*WHAT TO WORK ON*.
Copy all the material below, exactly as it stands.

Recorded data:
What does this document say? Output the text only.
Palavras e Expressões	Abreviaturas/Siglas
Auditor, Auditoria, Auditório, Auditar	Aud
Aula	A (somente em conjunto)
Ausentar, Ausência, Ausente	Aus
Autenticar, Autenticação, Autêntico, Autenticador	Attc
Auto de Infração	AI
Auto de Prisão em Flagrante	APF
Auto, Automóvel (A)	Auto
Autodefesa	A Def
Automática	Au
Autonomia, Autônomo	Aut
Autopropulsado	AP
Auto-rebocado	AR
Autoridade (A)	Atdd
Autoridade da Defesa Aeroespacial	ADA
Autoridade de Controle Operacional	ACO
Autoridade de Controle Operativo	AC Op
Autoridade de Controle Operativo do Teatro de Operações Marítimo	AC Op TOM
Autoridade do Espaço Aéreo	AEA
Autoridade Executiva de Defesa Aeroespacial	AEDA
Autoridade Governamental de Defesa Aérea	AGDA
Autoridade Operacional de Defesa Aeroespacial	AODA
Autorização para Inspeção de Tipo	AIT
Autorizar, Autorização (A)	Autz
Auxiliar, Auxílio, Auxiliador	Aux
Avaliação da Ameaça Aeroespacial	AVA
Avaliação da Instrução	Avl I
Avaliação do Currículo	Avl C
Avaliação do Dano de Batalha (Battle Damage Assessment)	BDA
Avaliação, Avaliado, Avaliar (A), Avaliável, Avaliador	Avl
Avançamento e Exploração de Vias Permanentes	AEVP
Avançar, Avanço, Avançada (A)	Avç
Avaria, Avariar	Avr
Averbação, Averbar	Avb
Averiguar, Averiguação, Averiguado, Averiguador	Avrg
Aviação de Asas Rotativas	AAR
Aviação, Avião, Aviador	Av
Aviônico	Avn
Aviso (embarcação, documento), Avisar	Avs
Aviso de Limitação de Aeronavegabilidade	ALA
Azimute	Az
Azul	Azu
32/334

*EXERCISE RESPONSE*.
What does this document say? Output the text only.
Palavras e Expressões	Abreviaturas/Siglas
Auditor, Auditoria, Auditório, Auditar	Aud
Aula	A (somente em conjunto)
Ausentar, Ausência, Ausente	Aus
Autenticar, Autenticação, Autêntico, Autenticador	Attc
Auto de Infração	AI
Auto de Prisão em Flagrante	APF
Auto, Automóvel (A)	Auto
Autodefesa	A Def
Automática	Au
Autonomia, Autônomo	Aut
Autopropulsado	AP
Auto-rebocado	AR
Autoridade (A)	Atdd
Autoridade da Defesa Aeroespacial	ADA
Autoridade de Controle Operacional	ACO
Autoridade de Controle Operativo	AC Op
Autoridade de Controle Operativo do Teatro de Operações Marítimo	AC Op TOM
Autoridade do Espaço Aéreo	AEA
Autoridade Executiva de Defesa Aeroespacial	AEDA
Autoridade Governamental de Defesa Aérea	AGDA
Autoridade Operacional de Defesa Aeroespacial	AODA
Autorização para Inspeção de Tipo	AIT
Autorizar, Autorização (A)	Autz
Auxiliar, Auxílio, Auxiliador	Aux
Avaliação da Ameaça Aeroespacial	AVA
Avaliação da Instrução	Avl I
Avaliação do Currículo	Avl C
Avaliação do Dano de Batalha (Battle Damage Assessment)	BDA
Avaliação, Avaliado, Avaliar (A), Avaliável, Avaliador	Avl
Avançamento e Exploração de Vias Permanentes	AEVP
Avançar, Avanço, Avançada (A)	Avç
Avaria, Avariar	Avr
Averbação, Averbar	Avb
Averiguar, Averiguação, Averiguado, Averiguador	Avrg
Aviação de Asas Rotativas	AAR
Aviação, Avião, Aviador	Av
Aviônico	Avn
Aviso (embarcação, documento), Avisar	Avs
Aviso de Limitação de Aeronavegabilidade	ALA
Azimute	Az
Azul	Azu
32/334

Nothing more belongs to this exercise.